* Task objective
Find every line in the records below that holds the word "information" and copy it.

* Material to process
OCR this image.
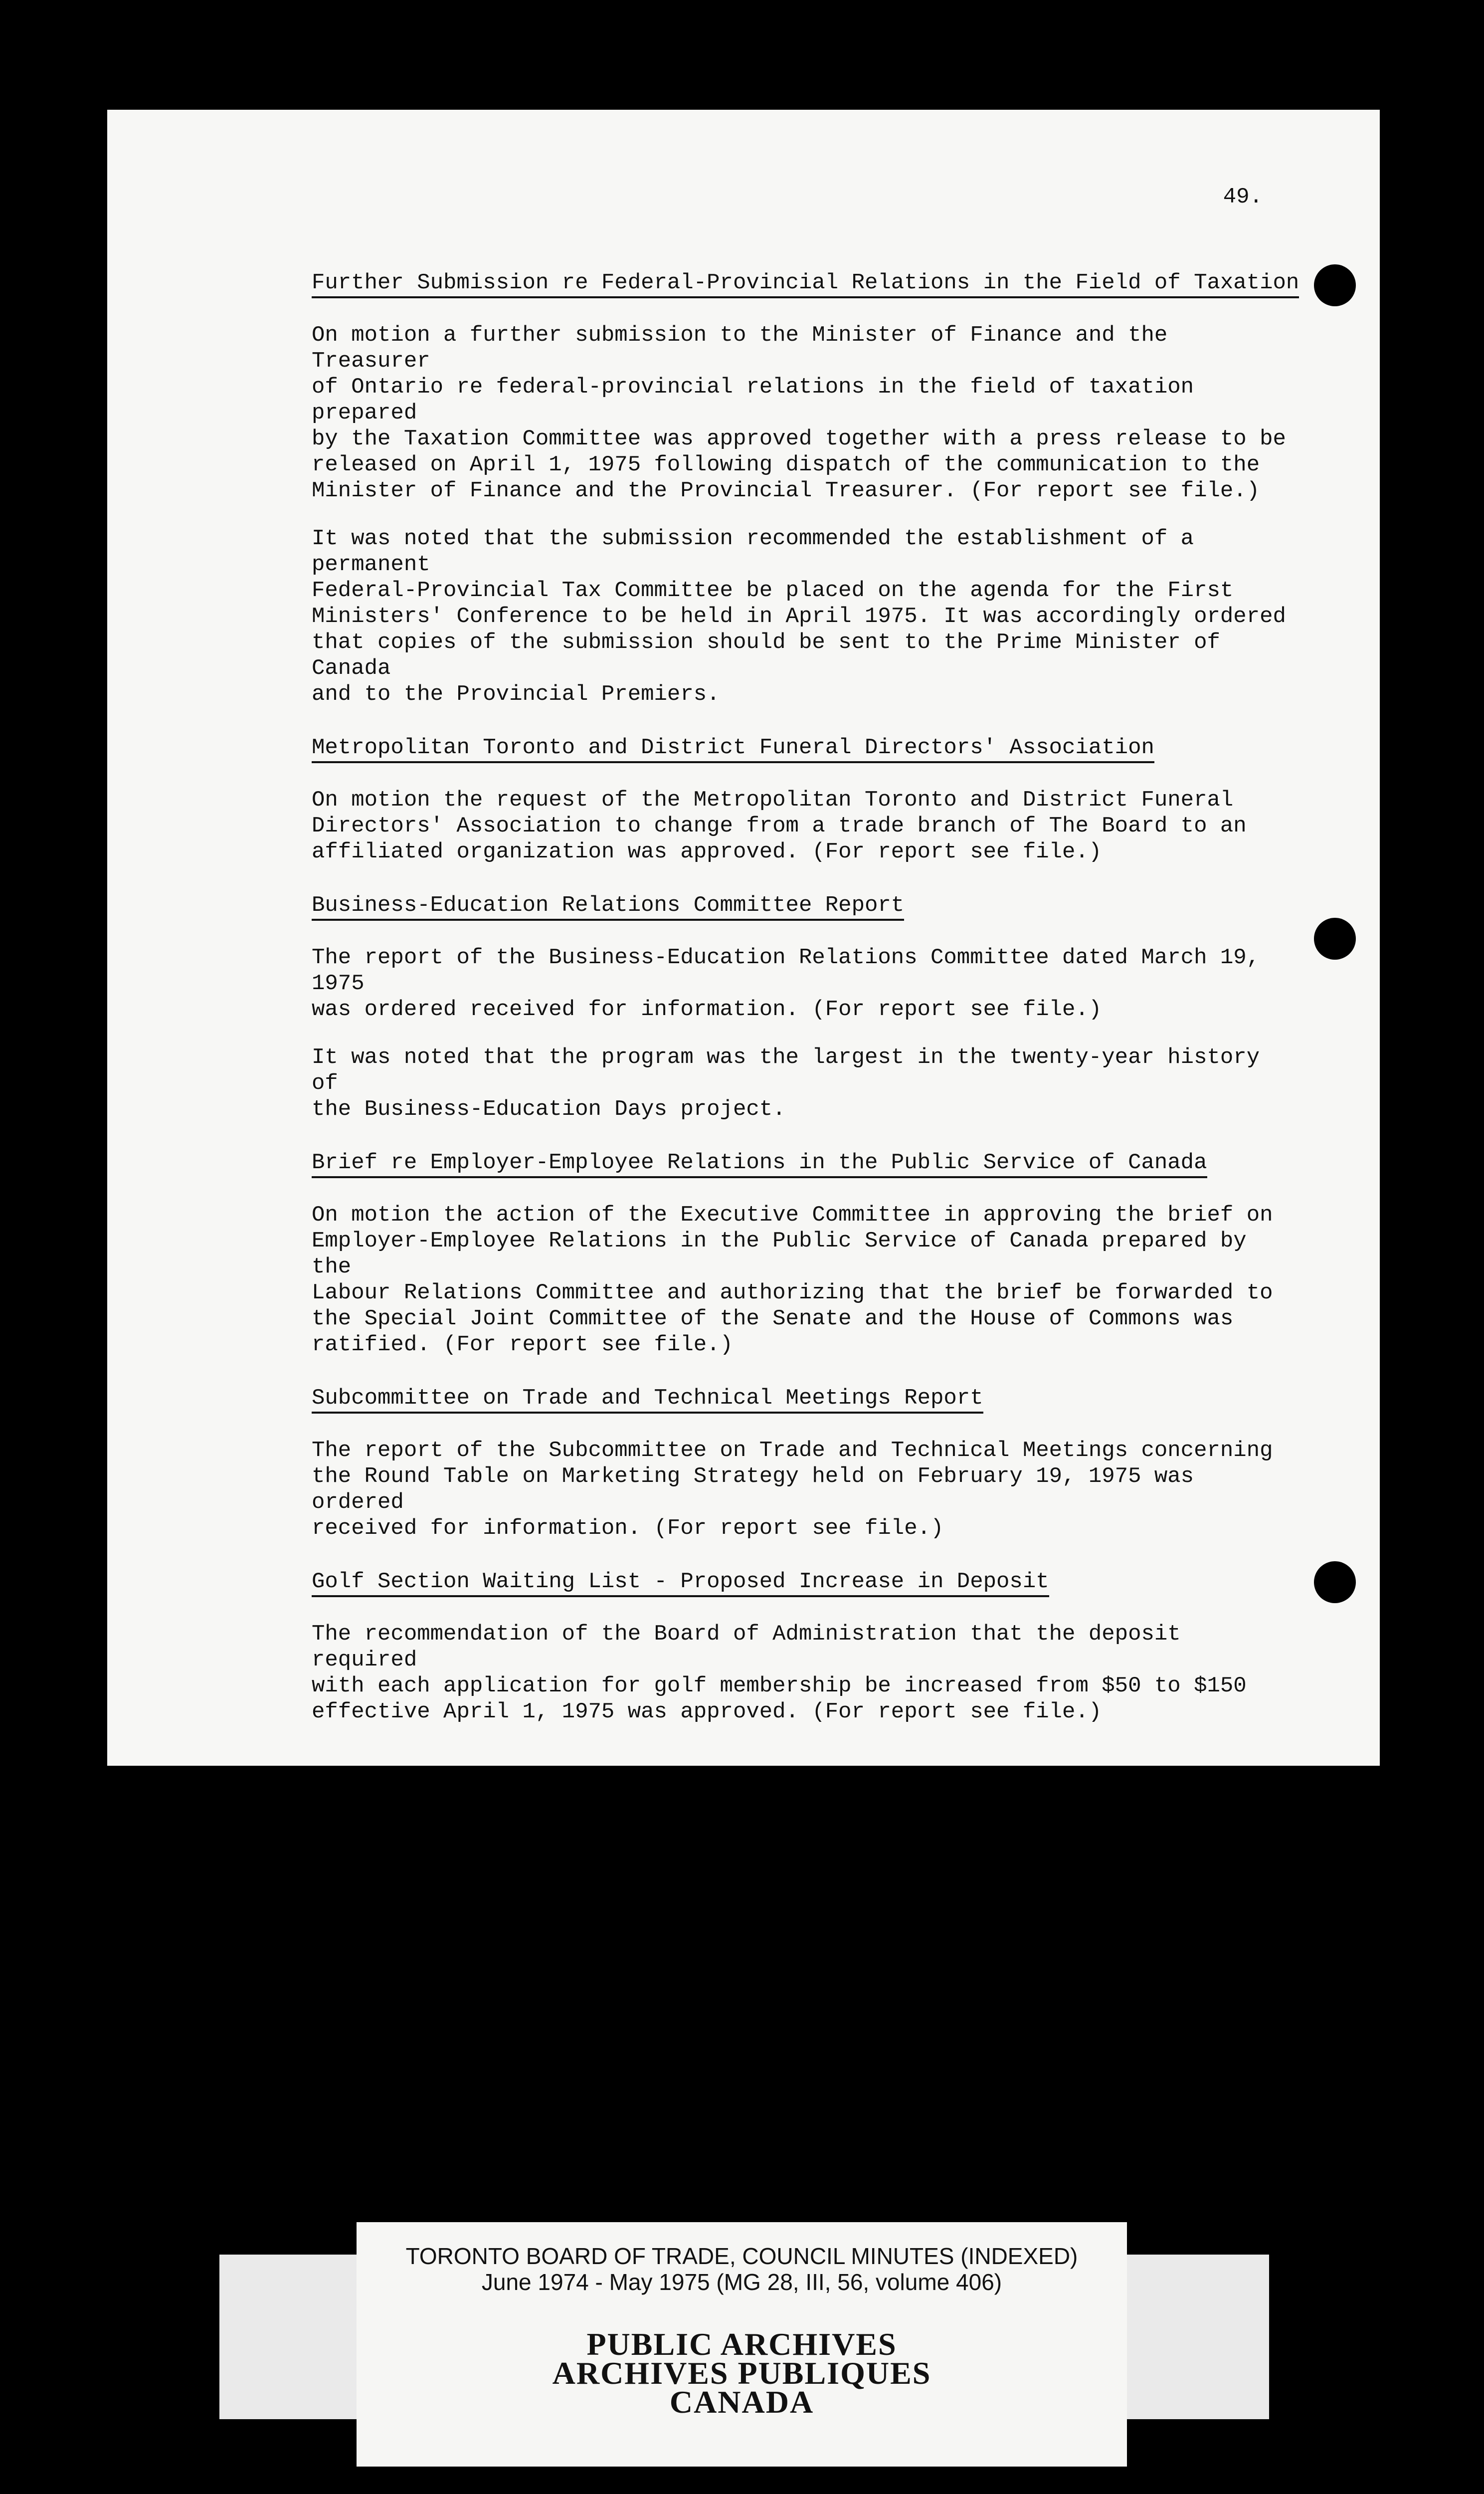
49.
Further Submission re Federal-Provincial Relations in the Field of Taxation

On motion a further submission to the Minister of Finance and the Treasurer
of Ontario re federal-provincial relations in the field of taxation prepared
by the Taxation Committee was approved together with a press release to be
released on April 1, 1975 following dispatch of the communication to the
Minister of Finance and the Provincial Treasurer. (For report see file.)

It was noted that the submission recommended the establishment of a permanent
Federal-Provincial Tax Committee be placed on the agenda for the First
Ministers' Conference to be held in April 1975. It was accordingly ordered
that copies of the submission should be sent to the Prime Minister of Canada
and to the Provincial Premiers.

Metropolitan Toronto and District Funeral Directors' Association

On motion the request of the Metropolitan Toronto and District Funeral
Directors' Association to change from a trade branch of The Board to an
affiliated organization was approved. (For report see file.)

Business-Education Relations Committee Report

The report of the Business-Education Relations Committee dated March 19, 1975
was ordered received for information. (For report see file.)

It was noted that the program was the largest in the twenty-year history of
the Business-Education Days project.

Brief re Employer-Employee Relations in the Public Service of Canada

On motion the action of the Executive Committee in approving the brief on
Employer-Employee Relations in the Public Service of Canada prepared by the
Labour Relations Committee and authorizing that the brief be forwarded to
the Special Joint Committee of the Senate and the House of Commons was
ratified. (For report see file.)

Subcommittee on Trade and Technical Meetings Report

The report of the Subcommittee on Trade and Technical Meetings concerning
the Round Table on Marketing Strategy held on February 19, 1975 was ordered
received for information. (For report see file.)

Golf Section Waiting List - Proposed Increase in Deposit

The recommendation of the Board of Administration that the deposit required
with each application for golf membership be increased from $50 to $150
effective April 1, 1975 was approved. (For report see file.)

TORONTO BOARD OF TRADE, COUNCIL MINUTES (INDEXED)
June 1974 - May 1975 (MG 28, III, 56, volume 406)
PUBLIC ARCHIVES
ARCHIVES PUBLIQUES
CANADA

* The output
was ordered received for information. (For report see file.)
received for information. (For report see file.)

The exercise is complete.